Trecho selecionado
..............................

O MENDIGO, A ESMOLA E O PERIGO

ENTRE O MEDO E A CARIDADE

foto cronica 16 07 mendigo

 

Chegando em São Paulo, entrando na Avenida Tiradentes, com todo o movimento que existe na cidade, os carros vão dentro da velocidade máxima permitida, ou toma multa. Já é tarde, passa da meia-noite. A cidade parece acordada, parece que ninguém dorme. Aparecem os semáforos e, num deles,  algo inusitado.

 O que é aquilo? – pergunta a Rosária meio assustada.

Olhamos e fomos diminuindo a velocidade. Paramos no semáforo e sempre é um risco naquela hora. Um homem estranho vai ficando ao lado direito e surge então um deficiente que se move no chão, arrastando as pernas entre os carros.

– Meu Deus que perigo! – exclama a outra passageira.

– Meu Deus, daqui há pouco abre o semáforo e vão passar em cima do deficiente – diz a Rosária preocupada.

O coitado não consegue nem levantar a mão. Alguns motoristas ficam com medo em outros carros e nem abrem o vidro. Pode ser um assalto!

O movimento já é bem grande de carros parados. O semáforo vai abrir e como vai ficar esta criatura  perdida entre automóveis?

– Olha, dá este dinheirinho para ele, está do seu lado.

A Rosária abre um pouco da janela com muito cuidado e o mendigo quase não alcança o dinheiro.

– Abre mais a janela e entrega logo o dinheiro ou a gente não vai sair daqui.

Ele pega o dinheiro e em vez de ir para a calçada avança mais ainda no meio da avenida.

Prevíamos uma tragédia. Abre o sinal e os carros começam a sair, mas todos que ali estão parados saem com cuidado para não ferir o mendigo. Sempre observados pelo estranho que está parado e assistindo a cena.

Finalmente conseguimos sair, após ter certeza que mendigo não estava na frente do carro. Não visualizamos mais a cena. Certamente chegou, com rapidez, mesmo se arrastando, e seu cúmplice, ou seja quem for, deve ficar atento para correr ou tentar mostrar o mendigo para algum desatento motorista.

Realmente, é uma cena de mundo desumanizado. Não sabemos nada sobre ele e mesmo tínhamos vontade de ajudá-lo. No entanto, o medo que a cidade grande gera em nós, nos faz anônimos e ausentes dos dramas mais fatais dos seus cidadãos. Temos medo de sair e ajudar, temos receio de sermos assaltados, temos receio de tudo quando a noite se aproxima e saímos. Foi-se o tempo que era divertido andar com o carro de vidros abertos e darmos risada das cenas bucólicas.

..............................

Seção de dados

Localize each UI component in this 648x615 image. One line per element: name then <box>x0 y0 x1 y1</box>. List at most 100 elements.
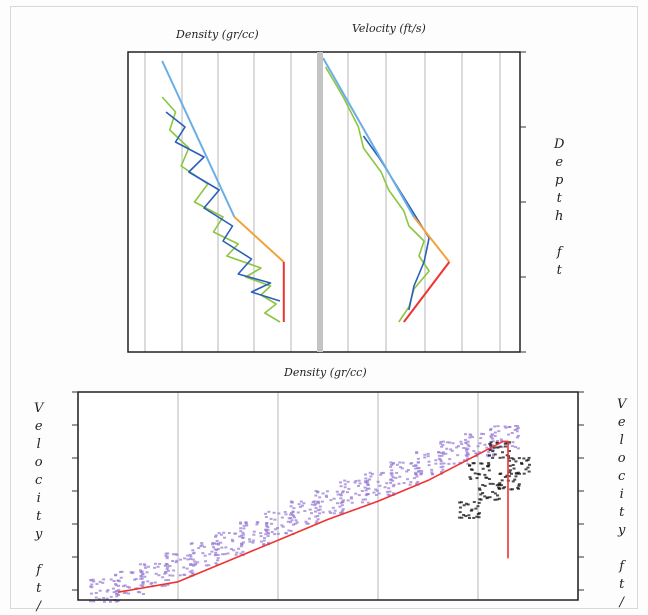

..............................

O que se pede
Em que avenida de São Paulo acontece a cena narrada na crônica sobre o mendigo?

Tarefa concluída
Na Avenida Tiradentes.